**What is required**
Exactly reproduce all the records, keeping pictures out of the copy.

* Begin *

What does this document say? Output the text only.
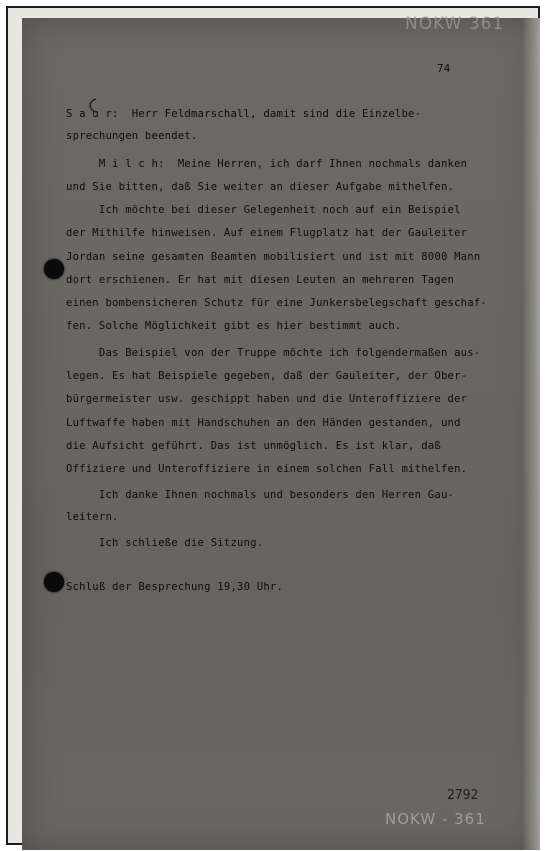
NOKW 361
74
S a u r:  Herr Feldmarschall, damit sind die Einzelbe-
sprechungen beendet.
M i l c h:  Meine Herren, ich darf Ihnen nochmals danken
und Sie bitten, daß Sie weiter an dieser Aufgabe mithelfen.
Ich möchte bei dieser Gelegenheit noch auf ein Beispiel
der Mithilfe hinweisen. Auf einem Flugplatz hat der Gauleiter
Jordan seine gesamten Beamten mobilisiert und ist mit 8000 Mann
dort erschienen. Er hat mit diesen Leuten an mehreren Tagen
einen bombensicheren Schutz für eine Junkersbelegschaft geschaf-
fen. Solche Möglichkeit gibt es hier bestimmt auch.
Das Beispiel von der Truppe möchte ich folgendermaßen aus-
legen. Es hat Beispiele gegeben, daß der Gauleiter, der Ober-
bürgermeister usw. geschippt haben und die Unteroffiziere der
Luftwaffe haben mit Handschuhen an den Händen gestanden, und
die Aufsicht geführt. Das ist unmöglich. Es ist klar, daß
Offiziere und Unteroffiziere in einem solchen Fall mithelfen.
Ich danke Ihnen nochmals und besonders den Herren Gau-
leitern.
Ich schließe die Sitzung.
Schluß der Besprechung 19,30 Uhr.
2792
NOKW - 361
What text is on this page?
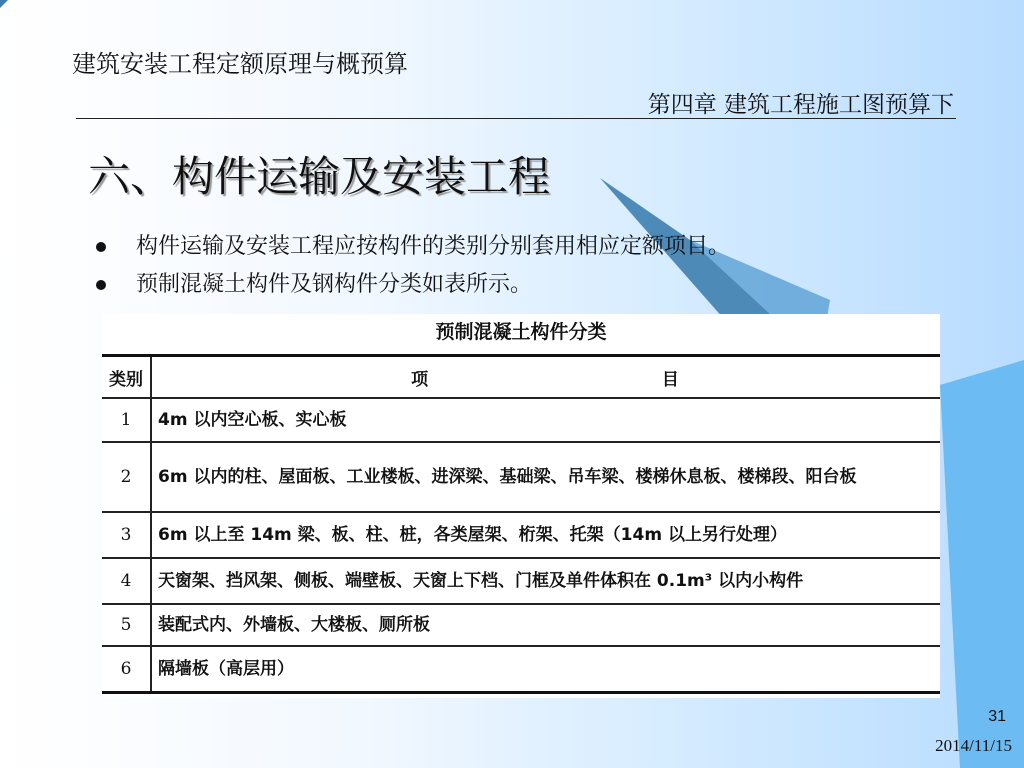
建筑安装工程定额原理与概预算
第四章 建筑工程施工图预算下
六、构件运输及安装工程
构件运输及安装工程应按构件的类别分别套用相应定额项目。
预制混凝土构件及钢构件分类如表所示。
预制混凝土构件分类
类别	项 目
1	4m 以内空心板、实心板
2	6m 以内的柱、屋面板、工业楼板、进深梁、基础梁、吊车梁、楼梯休息板、楼梯段、阳台板
3	6m 以上至 14m 梁、板、柱、桩，各类屋架、桁架、托架（14m 以上另行处理）
4	天窗架、挡风架、侧板、端壁板、天窗上下档、门框及单件体积在 0.1m³ 以内小构件
5	装配式内、外墙板、大楼板、厕所板
6	隔墙板（高层用）
31
2014/11/15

* End *

**Answer below**
What does this document say? Output the text only.
NOKW 361
74
S a u r:  Herr Feldmarschall, damit sind die Einzelbe-
sprechungen beendet.
M i l c h:  Meine Herren, ich darf Ihnen nochmals danken
und Sie bitten, daß Sie weiter an dieser Aufgabe mithelfen.
Ich möchte bei dieser Gelegenheit noch auf ein Beispiel
der Mithilfe hinweisen. Auf einem Flugplatz hat der Gauleiter
Jordan seine gesamten Beamten mobilisiert und ist mit 8000 Mann
dort erschienen. Er hat mit diesen Leuten an mehreren Tagen
einen bombensicheren Schutz für eine Junkersbelegschaft geschaf-
fen. Solche Möglichkeit gibt es hier bestimmt auch.
Das Beispiel von der Truppe möchte ich folgendermaßen aus-
legen. Es hat Beispiele gegeben, daß der Gauleiter, der Ober-
bürgermeister usw. geschippt haben und die Unteroffiziere der
Luftwaffe haben mit Handschuhen an den Händen gestanden, und
die Aufsicht geführt. Das ist unmöglich. Es ist klar, daß
Offiziere und Unteroffiziere in einem solchen Fall mithelfen.
Ich danke Ihnen nochmals und besonders den Herren Gau-
leitern.
Ich schließe die Sitzung.
Schluß der Besprechung 19,30 Uhr.
2792
NOKW - 361
What text is on this page?
建筑安装工程定额原理与概预算
第四章 建筑工程施工图预算下
六、构件运输及安装工程
构件运输及安装工程应按构件的类别分别套用相应定额项目。
预制混凝土构件及钢构件分类如表所示。
预制混凝土构件分类
类别	项 目
1	4m 以内空心板、实心板
2	6m 以内的柱、屋面板、工业楼板、进深梁、基础梁、吊车梁、楼梯休息板、楼梯段、阳台板
3	6m 以上至 14m 梁、板、柱、桩，各类屋架、桁架、托架（14m 以上另行处理）
4	天窗架、挡风架、侧板、端壁板、天窗上下档、门框及单件体积在 0.1m³ 以内小构件
5	装配式内、外墙板、大楼板、厕所板
6	隔墙板（高层用）
31
2014/11/15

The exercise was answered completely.